» What this task involves:
Please return every line of the records that contains the word "sangre".

----

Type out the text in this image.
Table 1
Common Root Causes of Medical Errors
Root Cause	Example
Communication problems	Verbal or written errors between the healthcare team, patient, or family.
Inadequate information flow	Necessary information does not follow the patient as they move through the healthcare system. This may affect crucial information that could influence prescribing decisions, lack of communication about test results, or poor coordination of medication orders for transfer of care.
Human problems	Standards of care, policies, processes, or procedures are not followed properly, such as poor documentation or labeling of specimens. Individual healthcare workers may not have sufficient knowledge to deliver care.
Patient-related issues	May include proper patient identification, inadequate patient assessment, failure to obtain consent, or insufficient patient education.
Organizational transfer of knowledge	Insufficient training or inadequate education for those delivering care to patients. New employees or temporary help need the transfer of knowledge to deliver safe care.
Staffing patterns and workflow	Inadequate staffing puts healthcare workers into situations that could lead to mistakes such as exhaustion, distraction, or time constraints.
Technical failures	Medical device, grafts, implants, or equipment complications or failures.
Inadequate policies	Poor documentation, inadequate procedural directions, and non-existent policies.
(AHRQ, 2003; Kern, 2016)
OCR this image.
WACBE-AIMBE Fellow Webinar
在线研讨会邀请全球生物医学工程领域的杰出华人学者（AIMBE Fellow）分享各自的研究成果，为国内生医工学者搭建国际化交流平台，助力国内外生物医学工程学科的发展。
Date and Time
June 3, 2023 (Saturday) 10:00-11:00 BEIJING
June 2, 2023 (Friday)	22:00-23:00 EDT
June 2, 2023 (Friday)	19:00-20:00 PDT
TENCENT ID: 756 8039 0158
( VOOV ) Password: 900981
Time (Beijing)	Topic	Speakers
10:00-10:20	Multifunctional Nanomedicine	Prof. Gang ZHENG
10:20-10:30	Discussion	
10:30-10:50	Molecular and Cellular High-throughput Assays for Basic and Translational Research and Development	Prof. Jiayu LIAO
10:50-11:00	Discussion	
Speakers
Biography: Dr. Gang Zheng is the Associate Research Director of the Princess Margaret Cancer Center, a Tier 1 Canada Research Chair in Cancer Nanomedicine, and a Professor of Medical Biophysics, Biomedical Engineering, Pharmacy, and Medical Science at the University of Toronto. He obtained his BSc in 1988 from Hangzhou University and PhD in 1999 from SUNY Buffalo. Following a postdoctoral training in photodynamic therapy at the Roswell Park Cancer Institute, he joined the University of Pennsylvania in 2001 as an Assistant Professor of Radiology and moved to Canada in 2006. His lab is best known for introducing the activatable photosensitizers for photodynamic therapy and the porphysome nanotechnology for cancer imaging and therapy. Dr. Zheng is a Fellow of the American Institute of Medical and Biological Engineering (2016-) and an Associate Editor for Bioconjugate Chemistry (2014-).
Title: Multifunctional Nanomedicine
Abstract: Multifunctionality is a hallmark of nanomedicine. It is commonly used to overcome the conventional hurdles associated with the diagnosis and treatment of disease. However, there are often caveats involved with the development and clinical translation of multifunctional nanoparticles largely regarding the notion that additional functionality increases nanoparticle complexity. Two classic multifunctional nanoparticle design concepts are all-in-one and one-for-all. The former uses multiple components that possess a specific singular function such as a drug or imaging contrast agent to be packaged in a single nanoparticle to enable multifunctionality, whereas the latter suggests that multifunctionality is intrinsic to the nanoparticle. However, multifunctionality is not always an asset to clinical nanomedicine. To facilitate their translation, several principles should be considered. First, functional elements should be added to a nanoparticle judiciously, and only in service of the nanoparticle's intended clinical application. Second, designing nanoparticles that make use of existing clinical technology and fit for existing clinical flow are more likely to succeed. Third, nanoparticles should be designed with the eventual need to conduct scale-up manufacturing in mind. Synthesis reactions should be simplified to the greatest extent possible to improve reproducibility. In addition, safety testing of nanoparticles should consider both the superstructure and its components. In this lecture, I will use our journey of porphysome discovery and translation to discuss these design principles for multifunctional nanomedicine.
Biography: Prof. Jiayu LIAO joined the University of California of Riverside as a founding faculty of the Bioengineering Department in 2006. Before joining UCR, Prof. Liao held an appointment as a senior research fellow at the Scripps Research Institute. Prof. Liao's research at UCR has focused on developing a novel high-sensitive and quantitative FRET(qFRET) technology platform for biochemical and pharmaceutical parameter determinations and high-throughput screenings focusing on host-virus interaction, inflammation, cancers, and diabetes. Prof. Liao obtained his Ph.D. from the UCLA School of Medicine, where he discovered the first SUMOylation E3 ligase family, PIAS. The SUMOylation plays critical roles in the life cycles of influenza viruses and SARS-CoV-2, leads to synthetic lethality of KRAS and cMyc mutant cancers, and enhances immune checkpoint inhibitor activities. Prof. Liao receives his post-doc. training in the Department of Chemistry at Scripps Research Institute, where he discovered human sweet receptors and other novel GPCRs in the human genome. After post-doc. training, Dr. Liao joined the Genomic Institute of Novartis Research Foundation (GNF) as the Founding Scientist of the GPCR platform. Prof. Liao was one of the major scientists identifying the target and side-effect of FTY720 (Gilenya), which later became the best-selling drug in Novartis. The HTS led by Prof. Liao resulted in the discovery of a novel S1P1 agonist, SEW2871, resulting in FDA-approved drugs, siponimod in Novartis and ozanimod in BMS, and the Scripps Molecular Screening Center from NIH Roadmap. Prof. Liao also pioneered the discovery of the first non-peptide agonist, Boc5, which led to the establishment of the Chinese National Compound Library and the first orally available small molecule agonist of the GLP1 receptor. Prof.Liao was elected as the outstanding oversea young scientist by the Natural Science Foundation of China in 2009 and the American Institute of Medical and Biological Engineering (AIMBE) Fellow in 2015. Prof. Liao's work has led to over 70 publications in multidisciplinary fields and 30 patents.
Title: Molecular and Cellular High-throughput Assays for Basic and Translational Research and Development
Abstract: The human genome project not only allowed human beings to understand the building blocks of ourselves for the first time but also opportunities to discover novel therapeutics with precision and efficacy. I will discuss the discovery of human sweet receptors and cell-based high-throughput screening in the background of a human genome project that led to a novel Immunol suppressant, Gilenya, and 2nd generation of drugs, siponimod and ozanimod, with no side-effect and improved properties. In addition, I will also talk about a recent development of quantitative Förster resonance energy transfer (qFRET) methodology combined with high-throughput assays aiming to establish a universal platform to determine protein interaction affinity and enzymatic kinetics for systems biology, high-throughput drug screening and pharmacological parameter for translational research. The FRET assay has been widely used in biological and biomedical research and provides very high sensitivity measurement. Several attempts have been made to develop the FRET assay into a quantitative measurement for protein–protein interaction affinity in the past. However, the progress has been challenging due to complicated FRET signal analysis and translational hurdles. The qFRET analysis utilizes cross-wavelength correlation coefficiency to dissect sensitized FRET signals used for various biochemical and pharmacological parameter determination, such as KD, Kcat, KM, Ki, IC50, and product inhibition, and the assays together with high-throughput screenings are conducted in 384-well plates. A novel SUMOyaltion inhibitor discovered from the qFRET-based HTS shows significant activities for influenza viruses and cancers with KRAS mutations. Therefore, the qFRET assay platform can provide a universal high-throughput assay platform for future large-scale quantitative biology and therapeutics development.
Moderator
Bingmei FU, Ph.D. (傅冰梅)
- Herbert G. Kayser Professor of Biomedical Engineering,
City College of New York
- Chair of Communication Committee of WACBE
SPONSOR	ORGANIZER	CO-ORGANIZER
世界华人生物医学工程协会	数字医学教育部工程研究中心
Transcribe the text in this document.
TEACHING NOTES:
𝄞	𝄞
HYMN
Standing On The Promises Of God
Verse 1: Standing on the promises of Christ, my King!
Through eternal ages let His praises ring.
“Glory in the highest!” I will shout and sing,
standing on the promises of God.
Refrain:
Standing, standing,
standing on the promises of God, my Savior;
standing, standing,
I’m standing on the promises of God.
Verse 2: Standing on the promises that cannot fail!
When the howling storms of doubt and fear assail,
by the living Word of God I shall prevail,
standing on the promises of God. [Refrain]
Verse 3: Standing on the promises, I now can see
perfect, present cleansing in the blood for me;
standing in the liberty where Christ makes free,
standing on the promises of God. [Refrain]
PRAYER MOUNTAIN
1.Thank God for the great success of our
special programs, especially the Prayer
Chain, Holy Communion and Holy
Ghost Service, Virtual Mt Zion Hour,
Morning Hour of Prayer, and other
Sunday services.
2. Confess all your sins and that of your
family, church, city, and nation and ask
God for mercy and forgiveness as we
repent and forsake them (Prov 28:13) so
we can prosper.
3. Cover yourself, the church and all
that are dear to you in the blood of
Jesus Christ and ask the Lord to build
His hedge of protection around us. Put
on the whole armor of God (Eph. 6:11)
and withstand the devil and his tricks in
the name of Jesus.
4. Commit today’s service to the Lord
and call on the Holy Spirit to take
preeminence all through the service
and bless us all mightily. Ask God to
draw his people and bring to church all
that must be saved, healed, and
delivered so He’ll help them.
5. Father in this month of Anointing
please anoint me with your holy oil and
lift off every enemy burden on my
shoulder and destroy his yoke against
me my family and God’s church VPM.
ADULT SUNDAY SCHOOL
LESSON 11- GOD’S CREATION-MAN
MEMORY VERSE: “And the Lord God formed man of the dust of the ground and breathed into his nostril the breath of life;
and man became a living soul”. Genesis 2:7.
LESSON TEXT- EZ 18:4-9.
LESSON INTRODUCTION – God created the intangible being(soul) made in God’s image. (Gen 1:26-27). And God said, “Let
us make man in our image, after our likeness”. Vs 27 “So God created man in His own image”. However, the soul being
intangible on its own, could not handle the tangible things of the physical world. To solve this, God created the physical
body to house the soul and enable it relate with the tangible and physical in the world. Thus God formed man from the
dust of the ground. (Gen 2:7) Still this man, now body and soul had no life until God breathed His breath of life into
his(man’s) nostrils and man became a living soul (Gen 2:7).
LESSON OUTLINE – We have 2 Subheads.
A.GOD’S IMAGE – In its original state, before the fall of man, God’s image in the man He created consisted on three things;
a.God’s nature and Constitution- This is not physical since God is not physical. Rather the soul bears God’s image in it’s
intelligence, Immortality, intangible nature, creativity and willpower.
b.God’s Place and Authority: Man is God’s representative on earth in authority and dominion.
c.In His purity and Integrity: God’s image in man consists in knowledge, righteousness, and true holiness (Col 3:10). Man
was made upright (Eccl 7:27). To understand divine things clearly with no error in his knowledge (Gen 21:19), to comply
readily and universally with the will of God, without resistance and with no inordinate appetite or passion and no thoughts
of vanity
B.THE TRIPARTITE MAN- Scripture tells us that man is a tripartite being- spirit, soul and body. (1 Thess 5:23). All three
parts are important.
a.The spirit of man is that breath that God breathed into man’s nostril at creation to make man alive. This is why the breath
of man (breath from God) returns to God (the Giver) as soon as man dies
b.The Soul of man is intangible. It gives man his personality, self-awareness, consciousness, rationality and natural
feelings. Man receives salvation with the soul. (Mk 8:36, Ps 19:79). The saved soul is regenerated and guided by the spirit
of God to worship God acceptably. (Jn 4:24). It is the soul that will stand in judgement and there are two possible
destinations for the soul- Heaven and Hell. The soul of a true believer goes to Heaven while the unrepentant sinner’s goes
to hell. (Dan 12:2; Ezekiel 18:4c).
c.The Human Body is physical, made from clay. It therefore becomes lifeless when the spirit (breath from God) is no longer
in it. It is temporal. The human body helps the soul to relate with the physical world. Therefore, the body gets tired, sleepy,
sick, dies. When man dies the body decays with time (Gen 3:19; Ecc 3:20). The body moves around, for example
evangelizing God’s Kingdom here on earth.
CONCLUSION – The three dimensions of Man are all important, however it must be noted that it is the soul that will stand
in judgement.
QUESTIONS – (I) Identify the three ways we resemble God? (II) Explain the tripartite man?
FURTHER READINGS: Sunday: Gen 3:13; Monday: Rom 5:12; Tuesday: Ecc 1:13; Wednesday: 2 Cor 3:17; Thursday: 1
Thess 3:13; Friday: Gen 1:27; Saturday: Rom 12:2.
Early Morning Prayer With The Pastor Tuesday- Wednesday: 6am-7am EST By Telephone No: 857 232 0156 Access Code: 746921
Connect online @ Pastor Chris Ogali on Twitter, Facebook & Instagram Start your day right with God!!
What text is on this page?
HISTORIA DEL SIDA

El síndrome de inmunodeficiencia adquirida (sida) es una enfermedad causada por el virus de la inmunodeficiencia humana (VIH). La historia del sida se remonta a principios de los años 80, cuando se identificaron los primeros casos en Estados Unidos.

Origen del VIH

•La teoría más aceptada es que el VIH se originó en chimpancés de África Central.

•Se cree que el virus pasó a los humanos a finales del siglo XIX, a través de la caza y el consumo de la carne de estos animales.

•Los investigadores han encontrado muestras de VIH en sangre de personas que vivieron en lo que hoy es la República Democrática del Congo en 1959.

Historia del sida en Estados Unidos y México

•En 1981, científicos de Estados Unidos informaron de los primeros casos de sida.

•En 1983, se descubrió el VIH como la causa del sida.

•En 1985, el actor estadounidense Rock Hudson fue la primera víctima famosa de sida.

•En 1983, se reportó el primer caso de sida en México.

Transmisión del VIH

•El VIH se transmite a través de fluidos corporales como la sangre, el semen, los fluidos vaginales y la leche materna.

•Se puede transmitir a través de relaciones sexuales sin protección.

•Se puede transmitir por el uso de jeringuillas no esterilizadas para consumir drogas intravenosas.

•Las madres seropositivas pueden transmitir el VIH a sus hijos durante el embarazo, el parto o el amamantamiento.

----

» Problem solution:
•Los investigadores han encontrado muestras de VIH en sangre de personas que vivieron en lo que hoy es la República Democrática del Congo en 1959.
•El VIH se transmite a través de fluidos corporales como la sangre, el semen, los fluidos vaginales y la leche materna.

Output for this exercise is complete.